## Data to process
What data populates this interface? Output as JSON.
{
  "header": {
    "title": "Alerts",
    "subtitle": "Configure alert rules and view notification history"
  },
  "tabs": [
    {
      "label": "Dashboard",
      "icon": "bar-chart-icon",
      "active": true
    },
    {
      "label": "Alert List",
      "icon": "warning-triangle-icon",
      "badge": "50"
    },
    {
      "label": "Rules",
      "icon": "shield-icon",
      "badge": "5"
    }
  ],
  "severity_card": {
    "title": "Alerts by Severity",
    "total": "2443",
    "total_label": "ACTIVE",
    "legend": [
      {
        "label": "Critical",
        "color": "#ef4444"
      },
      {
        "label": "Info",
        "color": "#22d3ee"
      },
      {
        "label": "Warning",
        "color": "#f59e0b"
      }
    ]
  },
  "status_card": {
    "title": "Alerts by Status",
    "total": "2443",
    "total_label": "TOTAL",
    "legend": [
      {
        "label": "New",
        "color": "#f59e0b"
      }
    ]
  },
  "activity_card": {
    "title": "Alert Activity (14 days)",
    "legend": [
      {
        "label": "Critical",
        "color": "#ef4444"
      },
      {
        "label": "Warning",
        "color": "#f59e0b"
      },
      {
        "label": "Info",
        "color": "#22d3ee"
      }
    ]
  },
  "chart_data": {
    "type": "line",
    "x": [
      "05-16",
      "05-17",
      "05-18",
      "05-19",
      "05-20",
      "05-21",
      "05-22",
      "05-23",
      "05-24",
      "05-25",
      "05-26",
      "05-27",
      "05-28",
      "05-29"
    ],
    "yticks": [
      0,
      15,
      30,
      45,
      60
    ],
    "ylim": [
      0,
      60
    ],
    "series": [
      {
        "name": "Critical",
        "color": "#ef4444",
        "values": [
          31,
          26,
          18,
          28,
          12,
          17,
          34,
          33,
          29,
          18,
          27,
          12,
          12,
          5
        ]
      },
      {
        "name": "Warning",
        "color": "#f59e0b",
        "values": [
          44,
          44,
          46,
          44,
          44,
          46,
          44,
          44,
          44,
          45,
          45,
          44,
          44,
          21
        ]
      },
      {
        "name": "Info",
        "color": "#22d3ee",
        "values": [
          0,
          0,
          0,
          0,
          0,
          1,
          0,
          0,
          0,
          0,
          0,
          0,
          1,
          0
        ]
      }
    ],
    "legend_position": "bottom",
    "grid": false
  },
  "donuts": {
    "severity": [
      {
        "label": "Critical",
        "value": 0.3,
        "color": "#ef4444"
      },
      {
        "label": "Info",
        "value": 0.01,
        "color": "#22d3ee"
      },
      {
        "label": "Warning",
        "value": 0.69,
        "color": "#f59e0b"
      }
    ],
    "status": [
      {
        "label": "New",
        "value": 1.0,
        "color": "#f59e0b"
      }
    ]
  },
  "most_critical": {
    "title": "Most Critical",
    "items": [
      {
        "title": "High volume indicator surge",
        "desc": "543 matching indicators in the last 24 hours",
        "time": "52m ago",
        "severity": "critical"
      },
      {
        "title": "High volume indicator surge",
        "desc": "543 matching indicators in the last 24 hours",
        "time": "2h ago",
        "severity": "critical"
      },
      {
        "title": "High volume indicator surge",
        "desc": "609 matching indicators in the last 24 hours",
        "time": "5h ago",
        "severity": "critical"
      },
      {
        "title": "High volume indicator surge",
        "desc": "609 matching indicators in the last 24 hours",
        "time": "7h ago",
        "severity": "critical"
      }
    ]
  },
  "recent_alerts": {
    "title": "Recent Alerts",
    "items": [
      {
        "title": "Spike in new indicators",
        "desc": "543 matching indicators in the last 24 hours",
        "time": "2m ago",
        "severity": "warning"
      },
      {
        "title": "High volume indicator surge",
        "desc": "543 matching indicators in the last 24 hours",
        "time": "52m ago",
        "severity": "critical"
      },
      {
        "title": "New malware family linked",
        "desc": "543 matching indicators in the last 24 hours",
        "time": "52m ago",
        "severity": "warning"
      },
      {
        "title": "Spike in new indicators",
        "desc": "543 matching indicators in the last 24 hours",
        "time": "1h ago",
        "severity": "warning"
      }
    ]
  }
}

## Written instruction
Give the complete listing a second time, exactly as it reads.

## Finished task
What data populates this interface? Output as JSON.
{
  "header": {
    "title": "Alerts",
    "subtitle": "Configure alert rules and view notification history"
  },
  "tabs": [
    {
      "label": "Dashboard",
      "icon": "bar-chart-icon",
      "active": true
    },
    {
      "label": "Alert List",
      "icon": "warning-triangle-icon",
      "badge": "50"
    },
    {
      "label": "Rules",
      "icon": "shield-icon",
      "badge": "5"
    }
  ],
  "severity_card": {
    "title": "Alerts by Severity",
    "total": "2443",
    "total_label": "ACTIVE",
    "legend": [
      {
        "label": "Critical",
        "color": "#ef4444"
      },
      {
        "label": "Info",
        "color": "#22d3ee"
      },
      {
        "label": "Warning",
        "color": "#f59e0b"
      }
    ]
  },
  "status_card": {
    "title": "Alerts by Status",
    "total": "2443",
    "total_label": "TOTAL",
    "legend": [
      {
        "label": "New",
        "color": "#f59e0b"
      }
    ]
  },
  "activity_card": {
    "title": "Alert Activity (14 days)",
    "legend": [
      {
        "label": "Critical",
        "color": "#ef4444"
      },
      {
        "label": "Warning",
        "color": "#f59e0b"
      },
      {
        "label": "Info",
        "color": "#22d3ee"
      }
    ]
  },
  "chart_data": {
    "type": "line",
    "x": [
      "05-16",
      "05-17",
      "05-18",
      "05-19",
      "05-20",
      "05-21",
      "05-22",
      "05-23",
      "05-24",
      "05-25",
      "05-26",
      "05-27",
      "05-28",
      "05-29"
    ],
    "yticks": [
      0,
      15,
      30,
      45,
      60
    ],
    "ylim": [
      0,
      60
    ],
    "series": [
      {
        "name": "Critical",
        "color": "#ef4444",
        "values": [
          31,
          26,
          18,
          28,
          12,
          17,
          34,
          33,
          29,
          18,
          27,
          12,
          12,
          5
        ]
      },
      {
        "name": "Warning",
        "color": "#f59e0b",
        "values": [
          44,
          44,
          46,
          44,
          44,
          46,
          44,
          44,
          44,
          45,
          45,
          44,
          44,
          21
        ]
      },
      {
        "name": "Info",
        "color": "#22d3ee",
        "values": [
          0,
          0,
          0,
          0,
          0,
          1,
          0,
          0,
          0,
          0,
          0,
          0,
          1,
          0
        ]
      }
    ],
    "legend_position": "bottom",
    "grid": false
  },
  "donuts": {
    "severity": [
      {
        "label": "Critical",
        "value": 0.3,
        "color": "#ef4444"
      },
      {
        "label": "Info",
        "value": 0.01,
        "color": "#22d3ee"
      },
      {
        "label": "Warning",
        "value": 0.69,
        "color": "#f59e0b"
      }
    ],
    "status": [
      {
        "label": "New",
        "value": 1.0,
        "color": "#f59e0b"
      }
    ]
  },
  "most_critical": {
    "title": "Most Critical",
    "items": [
      {
        "title": "High volume indicator surge",
        "desc": "543 matching indicators in the last 24 hours",
        "time": "52m ago",
        "severity": "critical"
      },
      {
        "title": "High volume indicator surge",
        "desc": "543 matching indicators in the last 24 hours",
        "time": "2h ago",
        "severity": "critical"
      },
      {
        "title": "High volume indicator surge",
        "desc": "609 matching indicators in the last 24 hours",
        "time": "5h ago",
        "severity": "critical"
      },
      {
        "title": "High volume indicator surge",
        "desc": "609 matching indicators in the last 24 hours",
        "time": "7h ago",
        "severity": "critical"
      }
    ]
  },
  "recent_alerts": {
    "title": "Recent Alerts",
    "items": [
      {
        "title": "Spike in new indicators",
        "desc": "543 matching indicators in the last 24 hours",
        "time": "2m ago",
        "severity": "warning"
      },
      {
        "title": "High volume indicator surge",
        "desc": "543 matching indicators in the last 24 hours",
        "time": "52m ago",
        "severity": "critical"
      },
      {
        "title": "New malware family linked",
        "desc": "543 matching indicators in the last 24 hours",
        "time": "52m ago",
        "severity": "warning"
      },
      {
        "title": "Spike in new indicators",
        "desc": "543 matching indicators in the last 24 hours",
        "time": "1h ago",
        "severity": "warning"
      }
    ]
  }
}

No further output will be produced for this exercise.